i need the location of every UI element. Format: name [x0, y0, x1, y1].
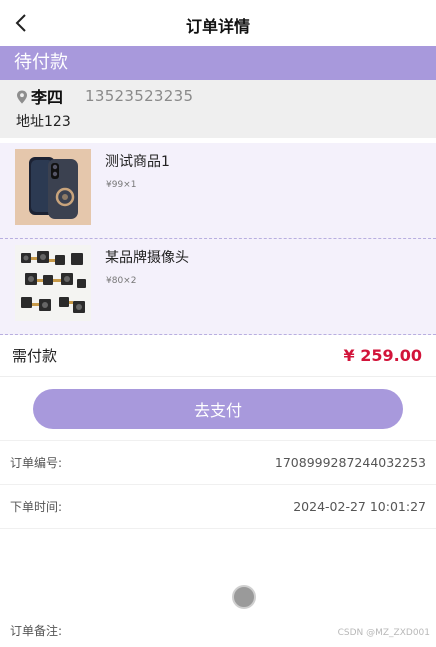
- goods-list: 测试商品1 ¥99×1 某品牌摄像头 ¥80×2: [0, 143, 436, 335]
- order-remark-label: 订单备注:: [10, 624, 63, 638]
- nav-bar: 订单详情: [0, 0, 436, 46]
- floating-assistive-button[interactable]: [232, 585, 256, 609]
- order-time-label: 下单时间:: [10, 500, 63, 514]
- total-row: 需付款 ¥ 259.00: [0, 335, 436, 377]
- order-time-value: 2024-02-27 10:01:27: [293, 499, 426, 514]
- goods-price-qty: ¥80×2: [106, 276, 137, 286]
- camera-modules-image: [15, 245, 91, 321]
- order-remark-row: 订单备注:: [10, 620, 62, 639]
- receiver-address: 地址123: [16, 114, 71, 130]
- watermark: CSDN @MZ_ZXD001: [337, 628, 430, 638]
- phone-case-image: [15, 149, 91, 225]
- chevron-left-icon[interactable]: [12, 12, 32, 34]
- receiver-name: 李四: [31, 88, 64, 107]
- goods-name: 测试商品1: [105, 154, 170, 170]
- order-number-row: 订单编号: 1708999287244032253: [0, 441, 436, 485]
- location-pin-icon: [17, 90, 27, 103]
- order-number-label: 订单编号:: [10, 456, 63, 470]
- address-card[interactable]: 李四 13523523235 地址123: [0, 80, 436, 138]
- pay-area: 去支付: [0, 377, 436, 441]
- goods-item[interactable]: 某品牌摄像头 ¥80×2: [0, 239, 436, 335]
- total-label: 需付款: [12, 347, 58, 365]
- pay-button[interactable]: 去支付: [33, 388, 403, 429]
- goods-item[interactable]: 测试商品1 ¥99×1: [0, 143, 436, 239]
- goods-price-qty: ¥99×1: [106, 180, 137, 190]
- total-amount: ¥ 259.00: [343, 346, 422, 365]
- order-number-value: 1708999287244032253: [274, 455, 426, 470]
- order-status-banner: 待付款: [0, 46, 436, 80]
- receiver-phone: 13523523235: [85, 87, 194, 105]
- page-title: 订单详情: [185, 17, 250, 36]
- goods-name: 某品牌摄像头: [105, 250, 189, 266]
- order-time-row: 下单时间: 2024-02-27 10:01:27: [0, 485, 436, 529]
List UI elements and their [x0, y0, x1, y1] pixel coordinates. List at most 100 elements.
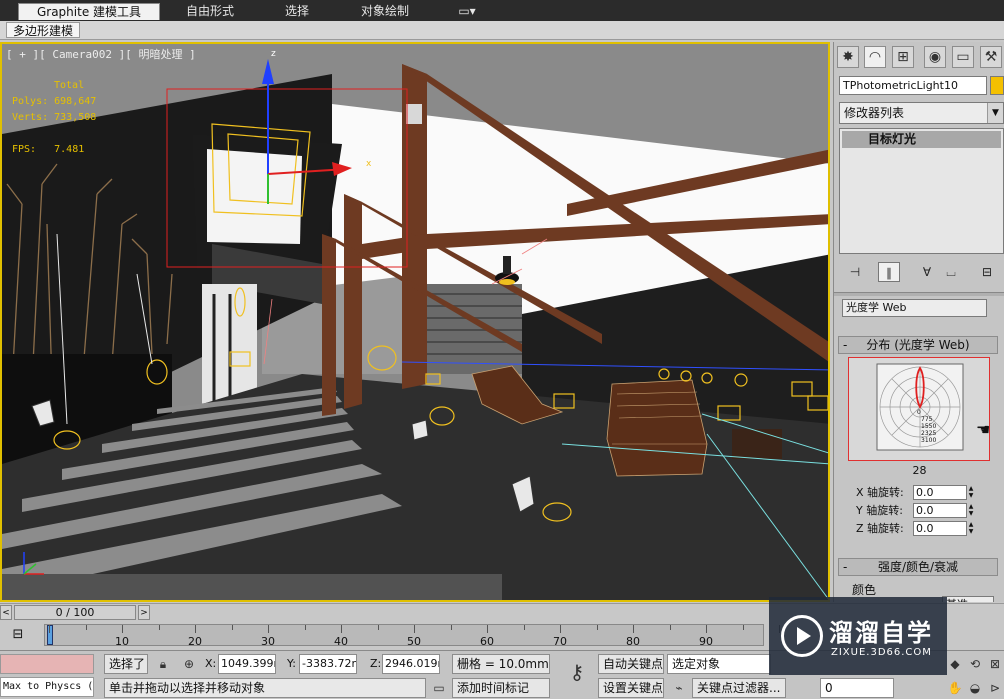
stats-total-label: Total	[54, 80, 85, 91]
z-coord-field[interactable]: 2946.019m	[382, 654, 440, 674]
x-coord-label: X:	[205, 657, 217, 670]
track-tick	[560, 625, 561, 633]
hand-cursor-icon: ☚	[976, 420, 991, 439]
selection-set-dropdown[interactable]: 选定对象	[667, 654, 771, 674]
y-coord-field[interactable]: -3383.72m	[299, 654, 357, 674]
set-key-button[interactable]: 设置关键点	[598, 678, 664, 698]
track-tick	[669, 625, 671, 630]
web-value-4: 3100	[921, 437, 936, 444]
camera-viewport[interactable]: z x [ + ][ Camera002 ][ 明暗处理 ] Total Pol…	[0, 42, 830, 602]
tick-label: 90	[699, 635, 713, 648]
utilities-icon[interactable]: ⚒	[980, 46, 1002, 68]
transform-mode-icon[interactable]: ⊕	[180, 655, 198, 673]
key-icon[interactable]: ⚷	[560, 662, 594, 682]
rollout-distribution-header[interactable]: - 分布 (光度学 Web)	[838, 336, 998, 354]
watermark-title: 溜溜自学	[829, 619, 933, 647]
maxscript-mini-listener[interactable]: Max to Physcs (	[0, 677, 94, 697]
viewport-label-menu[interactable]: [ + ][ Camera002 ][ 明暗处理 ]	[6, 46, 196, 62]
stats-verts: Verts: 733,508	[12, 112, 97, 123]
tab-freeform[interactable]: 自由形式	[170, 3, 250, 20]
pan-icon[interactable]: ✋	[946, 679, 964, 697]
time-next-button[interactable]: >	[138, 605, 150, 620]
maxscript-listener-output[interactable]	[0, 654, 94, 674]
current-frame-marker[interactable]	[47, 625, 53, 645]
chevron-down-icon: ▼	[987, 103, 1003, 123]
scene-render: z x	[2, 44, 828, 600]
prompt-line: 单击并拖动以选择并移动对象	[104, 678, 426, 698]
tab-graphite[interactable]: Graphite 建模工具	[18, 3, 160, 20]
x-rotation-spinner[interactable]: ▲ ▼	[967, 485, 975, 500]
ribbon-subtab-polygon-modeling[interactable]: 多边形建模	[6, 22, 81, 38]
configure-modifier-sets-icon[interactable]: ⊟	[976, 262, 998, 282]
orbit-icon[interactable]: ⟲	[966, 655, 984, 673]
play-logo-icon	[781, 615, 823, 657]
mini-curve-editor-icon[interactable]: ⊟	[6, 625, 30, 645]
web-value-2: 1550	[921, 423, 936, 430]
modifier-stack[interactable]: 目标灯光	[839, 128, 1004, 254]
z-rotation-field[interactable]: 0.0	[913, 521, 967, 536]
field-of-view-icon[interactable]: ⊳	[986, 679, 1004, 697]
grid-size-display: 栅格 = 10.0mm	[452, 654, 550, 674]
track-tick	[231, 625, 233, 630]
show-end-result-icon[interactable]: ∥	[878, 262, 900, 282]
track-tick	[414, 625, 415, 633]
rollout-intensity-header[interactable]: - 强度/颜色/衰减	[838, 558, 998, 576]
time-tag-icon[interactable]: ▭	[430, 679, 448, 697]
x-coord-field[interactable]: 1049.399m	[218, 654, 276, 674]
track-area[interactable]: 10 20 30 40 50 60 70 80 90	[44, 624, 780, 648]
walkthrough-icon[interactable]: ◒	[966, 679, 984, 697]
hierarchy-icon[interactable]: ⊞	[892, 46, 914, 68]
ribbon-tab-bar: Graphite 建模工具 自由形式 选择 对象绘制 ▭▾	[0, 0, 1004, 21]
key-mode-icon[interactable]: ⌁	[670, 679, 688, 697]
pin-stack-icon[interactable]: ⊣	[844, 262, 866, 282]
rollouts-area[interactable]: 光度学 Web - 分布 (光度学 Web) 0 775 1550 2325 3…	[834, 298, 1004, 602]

Job:
Rewrite the data as a numbered list, from the beginning up to and including the line with "List UI elements", and omit any blank lines. Leave the pictures out of your answer.

Task response:
1. i need the location of every UI element. Format: name [x0, y0, x1, y1].
2. - goods-list: 测试商品1 ¥99×1 某品牌摄像头 ¥80×2: [0, 143, 436, 335]
3. - order-remark-label: 订单备注:: [10, 624, 63, 638]
4. - nav-bar: 订单详情: [0, 0, 436, 46]
5. - floating-assistive-button[interactable]: [232, 585, 256, 609]
6. - order-time-label: 下单时间:: [10, 500, 63, 514]
7. - total-row: 需付款 ¥ 259.00: [0, 335, 436, 377]
8. - order-time-value: 2024-02-27 10:01:27: [293, 499, 426, 514]
9. - goods-price-qty: ¥80×2: [106, 276, 137, 286]
10. - camera-modules-image: [15, 245, 91, 321]
11. - order-remark-row: 订单备注:: [10, 620, 62, 639]
12. - receiver-address: 地址123: [16, 114, 71, 130]
13. - watermark: CSDN @MZ_ZXD001: [337, 628, 430, 638]
14. - phone-case-image: [15, 149, 91, 225]
15. - chevron-left-icon[interactable]: [12, 12, 32, 34]
16. - receiver-name: 李四: [31, 88, 64, 107]
17. - goods-name: 测试商品1: [105, 154, 170, 170]
18. - order-number-row: 订单编号: 1708999287244032253: [0, 441, 436, 485]
19. - location-pin-icon: [17, 90, 27, 103]
20. - order-number-label: 订单编号:: [10, 456, 63, 470]
21. - address-card[interactable]: 李四 13523523235 地址123: [0, 80, 436, 138]
22. - pay-area: 去支付: [0, 377, 436, 441]
23. - goods-item[interactable]: 某品牌摄像头 ¥80×2: [0, 239, 436, 335]
24. - total-label: 需付款: [12, 347, 58, 365]
25. - pay-button[interactable]: 去支付: [33, 388, 403, 429]
26. - goods-item[interactable]: 测试商品1 ¥99×1: [0, 143, 436, 239]
27. - goods-price-qty: ¥99×1: [106, 180, 137, 190]
28. - total-amount: ¥ 259.00: [343, 346, 422, 365]
29. - order-number-value: 1708999287244032253: [274, 455, 426, 470]
30. - order-status-banner: 待付款: [0, 46, 436, 80]
31. - receiver-phone: 13523523235: [85, 87, 194, 105]
32. - page-title: 订单详情: [185, 17, 250, 36]
33. - goods-name: 某品牌摄像头: [105, 250, 189, 266]
34. - order-time-row: 下单时间: 2024-02-27 10:01:27: [0, 485, 436, 529]
35. List UI elements and their [x0, y0, x1, y1] pixel coordinates. List at most 100 elements.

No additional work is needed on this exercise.